• [What you have to do]
Pull out every line in the entries below that contains the string "ticks", and copy each of those lines in full. The match is case-sensitive.

• [Records to use]
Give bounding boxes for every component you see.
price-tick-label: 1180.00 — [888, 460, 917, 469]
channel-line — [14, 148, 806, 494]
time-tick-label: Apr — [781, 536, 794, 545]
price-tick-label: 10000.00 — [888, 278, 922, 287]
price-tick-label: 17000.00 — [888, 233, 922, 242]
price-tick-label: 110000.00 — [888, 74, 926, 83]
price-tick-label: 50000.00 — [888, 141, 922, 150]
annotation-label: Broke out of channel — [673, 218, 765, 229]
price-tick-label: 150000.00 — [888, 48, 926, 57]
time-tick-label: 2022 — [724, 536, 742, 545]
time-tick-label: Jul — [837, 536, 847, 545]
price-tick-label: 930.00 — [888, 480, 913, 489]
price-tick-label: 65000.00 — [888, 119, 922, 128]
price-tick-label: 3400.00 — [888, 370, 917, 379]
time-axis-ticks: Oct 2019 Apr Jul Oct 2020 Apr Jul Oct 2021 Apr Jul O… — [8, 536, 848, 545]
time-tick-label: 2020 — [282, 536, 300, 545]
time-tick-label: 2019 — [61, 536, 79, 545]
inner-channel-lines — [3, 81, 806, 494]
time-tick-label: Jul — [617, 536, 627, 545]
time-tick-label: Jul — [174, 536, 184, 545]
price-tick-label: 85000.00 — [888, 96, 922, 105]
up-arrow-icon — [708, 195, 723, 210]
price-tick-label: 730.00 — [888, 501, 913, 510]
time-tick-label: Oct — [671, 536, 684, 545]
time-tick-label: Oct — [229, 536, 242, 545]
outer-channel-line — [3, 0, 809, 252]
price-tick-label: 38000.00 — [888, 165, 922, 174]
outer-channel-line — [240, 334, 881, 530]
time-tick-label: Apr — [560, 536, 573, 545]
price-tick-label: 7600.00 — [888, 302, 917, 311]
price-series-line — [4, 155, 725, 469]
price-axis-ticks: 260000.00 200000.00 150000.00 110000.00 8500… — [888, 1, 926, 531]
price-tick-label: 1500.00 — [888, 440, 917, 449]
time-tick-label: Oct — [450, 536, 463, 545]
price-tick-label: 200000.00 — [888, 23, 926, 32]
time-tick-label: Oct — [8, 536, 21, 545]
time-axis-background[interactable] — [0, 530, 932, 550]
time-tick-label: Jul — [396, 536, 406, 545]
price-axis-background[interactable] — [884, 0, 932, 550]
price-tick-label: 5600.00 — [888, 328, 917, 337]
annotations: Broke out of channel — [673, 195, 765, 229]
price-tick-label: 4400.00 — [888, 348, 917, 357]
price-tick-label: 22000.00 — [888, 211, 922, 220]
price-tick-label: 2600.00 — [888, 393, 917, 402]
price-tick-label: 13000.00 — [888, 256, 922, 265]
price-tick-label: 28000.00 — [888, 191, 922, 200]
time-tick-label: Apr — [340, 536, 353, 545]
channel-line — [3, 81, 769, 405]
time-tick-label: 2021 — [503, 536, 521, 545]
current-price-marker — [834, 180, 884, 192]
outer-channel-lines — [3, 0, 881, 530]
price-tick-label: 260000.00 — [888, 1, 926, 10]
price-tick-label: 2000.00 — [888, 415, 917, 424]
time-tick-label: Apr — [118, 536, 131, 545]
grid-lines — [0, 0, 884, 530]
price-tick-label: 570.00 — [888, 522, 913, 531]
---
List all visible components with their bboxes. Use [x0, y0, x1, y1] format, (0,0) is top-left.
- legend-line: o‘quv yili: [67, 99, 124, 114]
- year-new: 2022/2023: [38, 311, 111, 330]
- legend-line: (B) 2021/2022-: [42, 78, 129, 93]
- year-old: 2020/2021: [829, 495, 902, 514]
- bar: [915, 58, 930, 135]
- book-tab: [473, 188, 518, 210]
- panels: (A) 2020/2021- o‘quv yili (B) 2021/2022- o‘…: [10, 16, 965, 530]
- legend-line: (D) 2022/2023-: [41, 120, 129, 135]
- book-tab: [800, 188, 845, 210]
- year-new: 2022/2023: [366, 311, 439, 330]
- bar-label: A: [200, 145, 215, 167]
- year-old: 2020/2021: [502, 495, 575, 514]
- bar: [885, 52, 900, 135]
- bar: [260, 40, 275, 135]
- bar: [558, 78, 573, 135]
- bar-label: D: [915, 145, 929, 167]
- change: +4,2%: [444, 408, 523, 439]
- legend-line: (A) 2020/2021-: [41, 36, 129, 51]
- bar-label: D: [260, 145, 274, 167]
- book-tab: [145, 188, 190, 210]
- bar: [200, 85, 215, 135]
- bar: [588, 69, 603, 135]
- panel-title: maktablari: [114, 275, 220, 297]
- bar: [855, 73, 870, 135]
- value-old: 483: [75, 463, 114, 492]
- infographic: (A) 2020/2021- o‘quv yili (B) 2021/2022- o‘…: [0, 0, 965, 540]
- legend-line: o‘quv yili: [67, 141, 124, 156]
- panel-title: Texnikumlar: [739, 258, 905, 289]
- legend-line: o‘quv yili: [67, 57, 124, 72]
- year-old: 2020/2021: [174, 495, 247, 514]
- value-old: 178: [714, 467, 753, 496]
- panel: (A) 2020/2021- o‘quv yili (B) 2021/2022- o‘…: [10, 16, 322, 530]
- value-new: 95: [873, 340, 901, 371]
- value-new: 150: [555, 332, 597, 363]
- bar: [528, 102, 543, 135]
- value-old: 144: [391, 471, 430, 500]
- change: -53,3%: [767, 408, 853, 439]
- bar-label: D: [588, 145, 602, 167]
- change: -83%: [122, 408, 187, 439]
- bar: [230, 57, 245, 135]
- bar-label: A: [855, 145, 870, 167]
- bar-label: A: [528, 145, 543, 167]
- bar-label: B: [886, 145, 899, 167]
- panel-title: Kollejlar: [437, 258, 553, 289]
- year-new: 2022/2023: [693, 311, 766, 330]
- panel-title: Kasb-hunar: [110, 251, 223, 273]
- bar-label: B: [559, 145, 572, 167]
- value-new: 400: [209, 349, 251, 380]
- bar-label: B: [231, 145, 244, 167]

• [Task solution]
time-axis-ticks: Oct 2019 Apr Jul Oct 2020 Apr Jul Oct 2021 Apr Jul O… — [8, 536, 848, 545]
price-axis-ticks: 260000.00 200000.00 150000.00 110000.00 8500… — [888, 1, 926, 531]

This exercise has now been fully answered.